• **Exercise aim**: In the listing below, identify each line with the word "date" and return those lines.

• **Material for this exercise**:
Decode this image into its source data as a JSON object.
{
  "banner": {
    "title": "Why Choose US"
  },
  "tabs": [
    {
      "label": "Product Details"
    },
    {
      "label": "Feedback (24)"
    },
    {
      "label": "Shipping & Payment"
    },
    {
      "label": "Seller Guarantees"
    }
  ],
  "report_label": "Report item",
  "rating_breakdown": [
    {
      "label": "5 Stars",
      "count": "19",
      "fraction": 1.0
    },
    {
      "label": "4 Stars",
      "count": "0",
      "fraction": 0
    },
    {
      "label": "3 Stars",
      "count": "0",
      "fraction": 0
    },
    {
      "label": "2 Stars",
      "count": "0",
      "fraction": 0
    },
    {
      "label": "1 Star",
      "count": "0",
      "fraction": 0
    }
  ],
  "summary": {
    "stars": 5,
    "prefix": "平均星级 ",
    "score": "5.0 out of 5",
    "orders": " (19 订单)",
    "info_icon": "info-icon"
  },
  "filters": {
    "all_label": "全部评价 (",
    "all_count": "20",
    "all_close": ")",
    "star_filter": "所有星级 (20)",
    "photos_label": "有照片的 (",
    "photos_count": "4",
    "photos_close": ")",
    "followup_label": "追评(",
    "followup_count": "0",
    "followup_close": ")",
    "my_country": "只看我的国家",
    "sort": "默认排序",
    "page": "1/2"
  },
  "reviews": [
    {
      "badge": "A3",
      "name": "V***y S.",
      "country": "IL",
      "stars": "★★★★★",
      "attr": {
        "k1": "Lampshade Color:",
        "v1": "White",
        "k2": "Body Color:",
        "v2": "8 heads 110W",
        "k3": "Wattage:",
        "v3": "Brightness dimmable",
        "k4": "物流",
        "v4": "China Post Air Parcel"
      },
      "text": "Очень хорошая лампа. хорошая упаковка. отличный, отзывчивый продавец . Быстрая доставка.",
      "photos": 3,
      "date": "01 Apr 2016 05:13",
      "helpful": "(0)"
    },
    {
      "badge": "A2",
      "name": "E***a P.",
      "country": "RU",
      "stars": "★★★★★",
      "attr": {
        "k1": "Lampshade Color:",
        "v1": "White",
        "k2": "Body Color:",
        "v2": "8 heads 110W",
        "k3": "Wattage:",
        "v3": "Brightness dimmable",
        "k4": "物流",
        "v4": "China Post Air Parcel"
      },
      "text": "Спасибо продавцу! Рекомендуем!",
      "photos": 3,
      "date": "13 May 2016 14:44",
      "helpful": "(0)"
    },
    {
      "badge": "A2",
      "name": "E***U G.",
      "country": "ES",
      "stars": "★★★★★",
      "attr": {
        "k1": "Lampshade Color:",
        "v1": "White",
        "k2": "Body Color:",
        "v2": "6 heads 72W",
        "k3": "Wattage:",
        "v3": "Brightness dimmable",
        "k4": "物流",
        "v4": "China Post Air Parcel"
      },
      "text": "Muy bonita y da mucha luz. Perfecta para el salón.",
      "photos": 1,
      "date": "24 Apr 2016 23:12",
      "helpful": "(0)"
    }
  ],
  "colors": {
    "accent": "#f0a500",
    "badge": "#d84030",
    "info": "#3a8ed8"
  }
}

• **Written solution**:
      "date": "01 Apr 2016 05:13",
      "date": "13 May 2016 14:44",
      "date": "24 Apr 2016 23:12",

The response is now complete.